◆ **EXERCISE TEXT**
= = = =
Onet.pl
- Website type: Web portal
- Founded: June 2, 1996; 30 years ago
- Owner: Ringier Axel Springer Polska
- Creator: Oddział Internet
- Website: onet.pl
- Commercial: yes

= Onet.pl =

Polish web portal

Onet.pl is the largest Polish-language web portal and online news platform. According to Digital News Report, it is the largest online news source in the country, reaching 42% Internet users every week. It is also one of the most-quoted news media in Poland.

==History==
It was founded in 1996 by Optimus company and is owned by the Kraków-based Grupa Onet.pl S.A. According to Alexa rankings, as of October 2017, it was the 45th most popular website worldwide and the 3rd most popular site in Poland. As of December 2016, it is the 6th most visited website in Poland, 311th in the UK, and 375th worldwide.

==Ownership==
Ringier Axel Springer Media AG holds the majority of Onet since 2012.
= = = =
◆ **EXERCISES TO COMPLETE**
1. From the Onet.pl text, list every ranking position given for the site, with the area and date each one applies to.
2. Please carry the Onet.pl article forward, picking up right after its last sentence.
These records have no connection to the Onet.pl text.

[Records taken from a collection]
= = = =
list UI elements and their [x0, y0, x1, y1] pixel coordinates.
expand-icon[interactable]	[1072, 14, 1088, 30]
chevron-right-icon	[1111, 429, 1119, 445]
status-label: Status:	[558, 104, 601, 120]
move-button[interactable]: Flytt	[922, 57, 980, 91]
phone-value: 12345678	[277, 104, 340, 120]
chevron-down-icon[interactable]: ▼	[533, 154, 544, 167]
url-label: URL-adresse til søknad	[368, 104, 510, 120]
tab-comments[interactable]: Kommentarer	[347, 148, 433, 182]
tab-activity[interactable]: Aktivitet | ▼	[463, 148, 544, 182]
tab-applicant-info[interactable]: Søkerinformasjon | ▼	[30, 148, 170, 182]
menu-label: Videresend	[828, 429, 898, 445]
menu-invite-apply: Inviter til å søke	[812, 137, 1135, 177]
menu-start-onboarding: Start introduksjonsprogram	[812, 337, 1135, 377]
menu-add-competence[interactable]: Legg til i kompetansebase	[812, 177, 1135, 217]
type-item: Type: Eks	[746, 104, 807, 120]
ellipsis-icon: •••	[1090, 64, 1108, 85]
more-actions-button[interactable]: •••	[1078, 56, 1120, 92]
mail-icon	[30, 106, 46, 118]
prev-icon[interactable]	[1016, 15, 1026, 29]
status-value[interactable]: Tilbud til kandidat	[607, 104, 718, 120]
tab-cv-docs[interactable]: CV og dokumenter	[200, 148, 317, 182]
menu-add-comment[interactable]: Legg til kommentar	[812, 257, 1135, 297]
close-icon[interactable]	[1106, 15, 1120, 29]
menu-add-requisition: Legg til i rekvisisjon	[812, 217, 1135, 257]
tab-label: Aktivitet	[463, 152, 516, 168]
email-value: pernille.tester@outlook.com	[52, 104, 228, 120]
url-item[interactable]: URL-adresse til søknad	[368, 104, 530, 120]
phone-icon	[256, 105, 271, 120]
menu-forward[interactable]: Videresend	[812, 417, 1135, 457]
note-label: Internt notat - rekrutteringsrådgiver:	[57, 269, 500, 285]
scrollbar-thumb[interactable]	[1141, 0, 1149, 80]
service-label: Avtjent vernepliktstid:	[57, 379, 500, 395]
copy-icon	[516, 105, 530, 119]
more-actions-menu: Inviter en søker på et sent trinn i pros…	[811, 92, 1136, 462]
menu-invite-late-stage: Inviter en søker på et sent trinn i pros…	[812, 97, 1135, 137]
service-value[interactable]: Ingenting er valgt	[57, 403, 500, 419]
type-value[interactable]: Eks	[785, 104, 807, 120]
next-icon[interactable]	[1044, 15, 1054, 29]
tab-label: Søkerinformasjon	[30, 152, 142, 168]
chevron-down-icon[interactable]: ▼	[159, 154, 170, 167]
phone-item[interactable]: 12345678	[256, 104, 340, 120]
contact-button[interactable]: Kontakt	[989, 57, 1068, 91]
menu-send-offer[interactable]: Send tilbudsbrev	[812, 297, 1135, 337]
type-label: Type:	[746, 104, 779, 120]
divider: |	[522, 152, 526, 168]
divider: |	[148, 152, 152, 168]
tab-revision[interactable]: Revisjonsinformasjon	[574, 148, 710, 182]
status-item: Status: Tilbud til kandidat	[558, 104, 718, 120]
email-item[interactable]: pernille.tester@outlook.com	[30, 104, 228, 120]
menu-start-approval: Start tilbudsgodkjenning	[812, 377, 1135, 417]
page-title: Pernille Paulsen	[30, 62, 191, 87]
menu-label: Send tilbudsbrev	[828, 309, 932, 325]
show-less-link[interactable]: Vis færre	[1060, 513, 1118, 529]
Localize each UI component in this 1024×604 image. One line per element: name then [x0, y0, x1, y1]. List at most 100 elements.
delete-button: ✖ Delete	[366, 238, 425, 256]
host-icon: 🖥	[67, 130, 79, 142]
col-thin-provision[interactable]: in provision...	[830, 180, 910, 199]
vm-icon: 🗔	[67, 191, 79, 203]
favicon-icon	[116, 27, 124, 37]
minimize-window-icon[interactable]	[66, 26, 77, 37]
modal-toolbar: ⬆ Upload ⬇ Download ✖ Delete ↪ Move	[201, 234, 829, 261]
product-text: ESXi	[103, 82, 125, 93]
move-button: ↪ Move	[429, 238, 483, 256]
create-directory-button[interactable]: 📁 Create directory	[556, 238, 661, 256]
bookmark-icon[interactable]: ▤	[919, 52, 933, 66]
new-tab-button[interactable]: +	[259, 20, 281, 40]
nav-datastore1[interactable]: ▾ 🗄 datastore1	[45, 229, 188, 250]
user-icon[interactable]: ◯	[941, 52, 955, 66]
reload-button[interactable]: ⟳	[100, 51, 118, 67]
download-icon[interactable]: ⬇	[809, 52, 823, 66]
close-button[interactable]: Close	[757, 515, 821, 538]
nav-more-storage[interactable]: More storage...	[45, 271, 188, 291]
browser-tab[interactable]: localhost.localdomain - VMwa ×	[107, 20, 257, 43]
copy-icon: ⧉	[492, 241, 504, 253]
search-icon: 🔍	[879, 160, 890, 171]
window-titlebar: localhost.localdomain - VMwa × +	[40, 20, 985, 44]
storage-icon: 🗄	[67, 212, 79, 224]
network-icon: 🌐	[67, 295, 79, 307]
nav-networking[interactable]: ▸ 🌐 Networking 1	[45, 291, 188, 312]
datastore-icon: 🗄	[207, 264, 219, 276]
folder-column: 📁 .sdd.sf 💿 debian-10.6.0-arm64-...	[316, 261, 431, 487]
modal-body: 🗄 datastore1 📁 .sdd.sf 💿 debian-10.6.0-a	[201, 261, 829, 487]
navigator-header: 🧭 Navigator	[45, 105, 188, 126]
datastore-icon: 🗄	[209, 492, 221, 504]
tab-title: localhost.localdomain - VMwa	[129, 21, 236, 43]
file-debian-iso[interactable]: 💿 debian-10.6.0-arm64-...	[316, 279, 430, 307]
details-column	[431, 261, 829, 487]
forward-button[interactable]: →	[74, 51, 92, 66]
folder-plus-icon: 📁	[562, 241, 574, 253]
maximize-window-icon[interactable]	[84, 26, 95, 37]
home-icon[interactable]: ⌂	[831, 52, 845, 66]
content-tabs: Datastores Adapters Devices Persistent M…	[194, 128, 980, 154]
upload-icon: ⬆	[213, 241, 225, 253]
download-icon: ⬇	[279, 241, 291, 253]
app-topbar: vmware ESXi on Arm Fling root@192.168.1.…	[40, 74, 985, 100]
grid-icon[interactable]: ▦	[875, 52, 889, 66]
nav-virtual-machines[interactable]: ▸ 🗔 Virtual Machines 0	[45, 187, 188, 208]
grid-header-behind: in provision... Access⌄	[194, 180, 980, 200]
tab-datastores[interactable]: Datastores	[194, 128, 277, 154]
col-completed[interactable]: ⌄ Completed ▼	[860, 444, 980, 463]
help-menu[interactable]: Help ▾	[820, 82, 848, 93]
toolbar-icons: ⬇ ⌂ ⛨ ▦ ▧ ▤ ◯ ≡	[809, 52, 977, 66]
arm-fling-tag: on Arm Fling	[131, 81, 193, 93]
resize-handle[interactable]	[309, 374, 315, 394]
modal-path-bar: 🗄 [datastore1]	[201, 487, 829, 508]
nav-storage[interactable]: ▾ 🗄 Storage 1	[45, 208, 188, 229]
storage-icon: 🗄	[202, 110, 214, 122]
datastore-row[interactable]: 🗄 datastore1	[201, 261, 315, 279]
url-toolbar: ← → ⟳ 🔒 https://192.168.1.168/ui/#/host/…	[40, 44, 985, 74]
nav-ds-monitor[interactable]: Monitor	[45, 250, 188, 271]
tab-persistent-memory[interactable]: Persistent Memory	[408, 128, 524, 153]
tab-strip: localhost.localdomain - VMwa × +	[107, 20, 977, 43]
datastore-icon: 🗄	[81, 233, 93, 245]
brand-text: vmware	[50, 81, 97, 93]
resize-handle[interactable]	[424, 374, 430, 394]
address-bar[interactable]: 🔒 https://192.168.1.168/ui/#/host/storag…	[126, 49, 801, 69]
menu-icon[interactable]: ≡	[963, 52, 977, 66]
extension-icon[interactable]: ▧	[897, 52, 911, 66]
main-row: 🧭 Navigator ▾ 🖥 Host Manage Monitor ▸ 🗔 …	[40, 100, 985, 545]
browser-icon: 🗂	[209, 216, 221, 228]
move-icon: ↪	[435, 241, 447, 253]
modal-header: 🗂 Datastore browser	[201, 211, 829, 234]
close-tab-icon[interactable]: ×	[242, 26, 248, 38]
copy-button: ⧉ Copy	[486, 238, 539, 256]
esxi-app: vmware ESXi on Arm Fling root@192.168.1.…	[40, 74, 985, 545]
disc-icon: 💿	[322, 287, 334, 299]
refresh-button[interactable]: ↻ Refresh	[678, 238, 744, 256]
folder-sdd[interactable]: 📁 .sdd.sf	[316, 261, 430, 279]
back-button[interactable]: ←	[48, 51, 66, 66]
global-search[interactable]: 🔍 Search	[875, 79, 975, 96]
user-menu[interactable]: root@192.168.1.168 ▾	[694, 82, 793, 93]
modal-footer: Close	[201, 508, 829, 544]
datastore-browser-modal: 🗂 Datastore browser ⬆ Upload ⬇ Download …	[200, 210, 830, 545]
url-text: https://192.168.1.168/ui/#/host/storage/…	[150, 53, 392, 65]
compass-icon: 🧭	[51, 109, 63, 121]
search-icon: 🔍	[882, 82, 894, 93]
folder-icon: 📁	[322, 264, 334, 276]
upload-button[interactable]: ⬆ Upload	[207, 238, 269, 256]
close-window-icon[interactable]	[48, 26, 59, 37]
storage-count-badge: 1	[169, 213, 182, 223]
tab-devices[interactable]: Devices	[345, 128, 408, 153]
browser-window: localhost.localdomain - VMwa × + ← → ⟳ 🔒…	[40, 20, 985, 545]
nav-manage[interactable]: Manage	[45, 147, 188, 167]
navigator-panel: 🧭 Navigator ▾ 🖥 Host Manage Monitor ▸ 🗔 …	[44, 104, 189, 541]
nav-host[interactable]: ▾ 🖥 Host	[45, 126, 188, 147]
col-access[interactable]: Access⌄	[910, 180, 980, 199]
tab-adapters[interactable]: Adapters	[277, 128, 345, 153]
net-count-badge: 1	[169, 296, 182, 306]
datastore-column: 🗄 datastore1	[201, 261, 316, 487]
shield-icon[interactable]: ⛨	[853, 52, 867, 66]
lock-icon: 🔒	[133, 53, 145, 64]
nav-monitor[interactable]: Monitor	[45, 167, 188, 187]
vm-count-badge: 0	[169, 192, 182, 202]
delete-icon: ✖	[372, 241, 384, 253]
= = = =
◆ **WRITTEN ANSWERS**
1.
- 45th most popular website worldwide (October 2017)
- 3rd most popular site in Poland (October 2017)
- 6th most visited website in Poland (December 2016)
- 311th in the UK (December 2016)
- 375th worldwide (December 2016)

2.
==Services==
Among its services is a Polish online encyclopedia, the WIEM Encyklopedia. It also has a licence for Rebtel service (marketed in Poland as OnetRebtel) and Skype service (marketed in Poland as OnetSkype). Its other services include email, web hosting, Usenet access, web forums and online chats.

Onet launched a clone of CNN iReport called Cynk. This citizen journalism project received between 20 and 30 news items a day, according to Michał Bonarowski, Onet's chief editor of publishing.

Onet had hosted over 800,000 active blogs but in 2018, due to popularity of social media, the service was closed.